# Data section:
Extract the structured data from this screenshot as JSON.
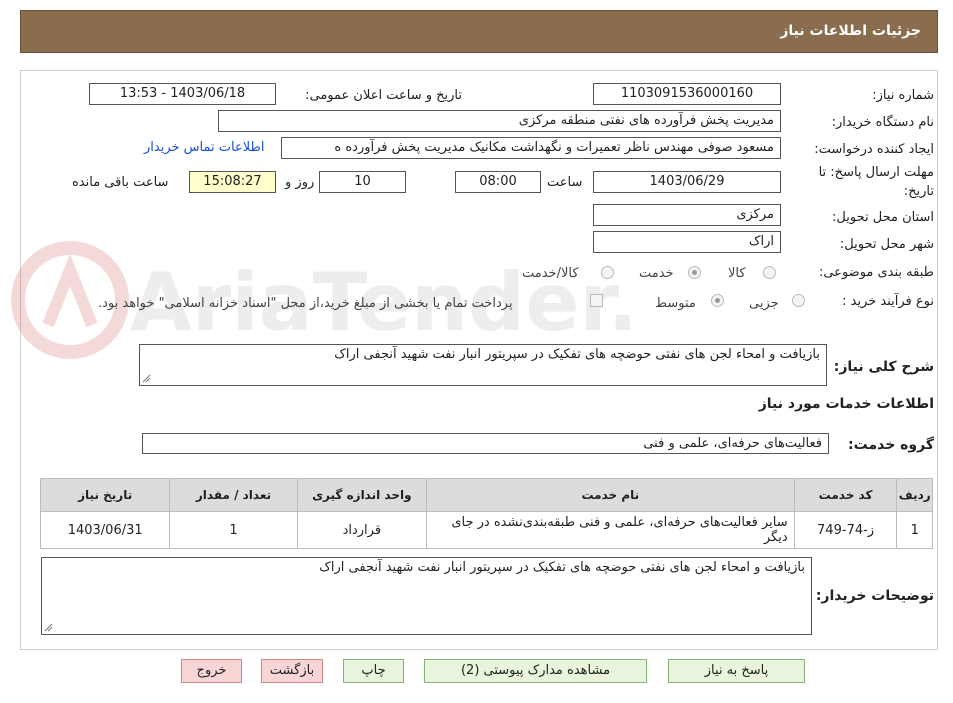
{
  "header": {
    "title": "جزئیات اطلاعات نیاز"
  },
  "watermark": {
    "text": "AriaTender.neT"
  },
  "form": {
    "need_number_label": "شماره نیاز:",
    "need_number": "1103091536000160",
    "announce_label": "تاریخ و ساعت اعلان عمومی:",
    "announce_value": "1403/06/18 - 13:53",
    "buyer_org_label": "نام دستگاه خریدار:",
    "buyer_org": "مدیریت پخش فرآورده های نفتی منطقه مرکزی",
    "creator_label": "ایجاد کننده درخواست:",
    "creator": "مسعود صوفی مهندس ناظر تعمیرات و نگهداشت مکانیک مدیریت پخش فرآورده ه",
    "contact_link": "اطلاعات تماس خریدار",
    "deadline_label_1": "مهلت ارسال پاسخ: تا",
    "deadline_label_2": "تاریخ:",
    "deadline_date": "1403/06/29",
    "time_label": "ساعت",
    "deadline_time": "08:00",
    "days_value": "10",
    "days_label": "روز و",
    "remaining_time": "15:08:27",
    "remaining_label": "ساعت باقی مانده",
    "province_label": "استان محل تحویل:",
    "province": "مرکزی",
    "city_label": "شهر محل تحویل:",
    "city": "اراک",
    "category_label": "طبقه بندی موضوعی:",
    "category_options": [
      "کالا",
      "خدمت",
      "کالا/خدمت"
    ],
    "category_selected": "خدمت",
    "process_label": "نوع فرآیند خرید :",
    "process_options": [
      "جزیی",
      "متوسط"
    ],
    "process_selected": "متوسط",
    "payment_note": "پرداخت تمام یا بخشی از مبلغ خرید،از محل \"اسناد خزانه اسلامی\" خواهد بود.",
    "description_label": "شرح کلی نیاز:",
    "description": "بازیافت و امحاء لجن های نفتی حوضچه های تفکیک در سپریتور انبار نفت شهید آنجفی اراک"
  },
  "services": {
    "section_title": "اطلاعات خدمات مورد نیاز",
    "group_label": "گروه خدمت:",
    "group_value": "فعالیت‌های حرفه‌ای، علمی و فنی",
    "columns": [
      "ردیف",
      "کد خدمت",
      "نام خدمت",
      "واحد اندازه گیری",
      "تعداد / مقدار",
      "تاریخ نیاز"
    ],
    "rows": [
      {
        "index": "1",
        "code": "ز-74-749",
        "name": "سایر فعالیت‌های حرفه‌ای، علمی و فنی طبقه‌بندی‌نشده در جای دیگر",
        "unit": "قرارداد",
        "quantity": "1",
        "date": "1403/06/31"
      }
    ]
  },
  "buyer_notes": {
    "label": "توضیحات خریدار:",
    "text": "بازیافت و امحاء لجن های نفتی حوضچه های تفکیک در سپریتور انبار نفت شهید آنجفی اراک"
  },
  "buttons": {
    "reply": "پاسخ به نیاز",
    "attachments": "مشاهده مدارک پیوستی (2)",
    "print": "چاپ",
    "back": "بازگشت",
    "exit": "خروج"
  }
}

# Task objective:
Your task is to return the entries above exactly, with no pictures.

# Output below:
Extract the structured data from this screenshot as JSON.
{
  "header": {
    "title": "جزئیات اطلاعات نیاز"
  },
  "watermark": {
    "text": "AriaTender.neT"
  },
  "form": {
    "need_number_label": "شماره نیاز:",
    "need_number": "1103091536000160",
    "announce_label": "تاریخ و ساعت اعلان عمومی:",
    "announce_value": "1403/06/18 - 13:53",
    "buyer_org_label": "نام دستگاه خریدار:",
    "buyer_org": "مدیریت پخش فرآورده های نفتی منطقه مرکزی",
    "creator_label": "ایجاد کننده درخواست:",
    "creator": "مسعود صوفی مهندس ناظر تعمیرات و نگهداشت مکانیک مدیریت پخش فرآورده ه",
    "contact_link": "اطلاعات تماس خریدار",
    "deadline_label_1": "مهلت ارسال پاسخ: تا",
    "deadline_label_2": "تاریخ:",
    "deadline_date": "1403/06/29",
    "time_label": "ساعت",
    "deadline_time": "08:00",
    "days_value": "10",
    "days_label": "روز و",
    "remaining_time": "15:08:27",
    "remaining_label": "ساعت باقی مانده",
    "province_label": "استان محل تحویل:",
    "province": "مرکزی",
    "city_label": "شهر محل تحویل:",
    "city": "اراک",
    "category_label": "طبقه بندی موضوعی:",
    "category_options": [
      "کالا",
      "خدمت",
      "کالا/خدمت"
    ],
    "category_selected": "خدمت",
    "process_label": "نوع فرآیند خرید :",
    "process_options": [
      "جزیی",
      "متوسط"
    ],
    "process_selected": "متوسط",
    "payment_note": "پرداخت تمام یا بخشی از مبلغ خرید،از محل \"اسناد خزانه اسلامی\" خواهد بود.",
    "description_label": "شرح کلی نیاز:",
    "description": "بازیافت و امحاء لجن های نفتی حوضچه های تفکیک در سپریتور انبار نفت شهید آنجفی اراک"
  },
  "services": {
    "section_title": "اطلاعات خدمات مورد نیاز",
    "group_label": "گروه خدمت:",
    "group_value": "فعالیت‌های حرفه‌ای، علمی و فنی",
    "columns": [
      "ردیف",
      "کد خدمت",
      "نام خدمت",
      "واحد اندازه گیری",
      "تعداد / مقدار",
      "تاریخ نیاز"
    ],
    "rows": [
      {
        "index": "1",
        "code": "ز-74-749",
        "name": "سایر فعالیت‌های حرفه‌ای، علمی و فنی طبقه‌بندی‌نشده در جای دیگر",
        "unit": "قرارداد",
        "quantity": "1",
        "date": "1403/06/31"
      }
    ]
  },
  "buyer_notes": {
    "label": "توضیحات خریدار:",
    "text": "بازیافت و امحاء لجن های نفتی حوضچه های تفکیک در سپریتور انبار نفت شهید آنجفی اراک"
  },
  "buttons": {
    "reply": "پاسخ به نیاز",
    "attachments": "مشاهده مدارک پیوستی (2)",
    "print": "چاپ",
    "back": "بازگشت",
    "exit": "خروج"
  }
}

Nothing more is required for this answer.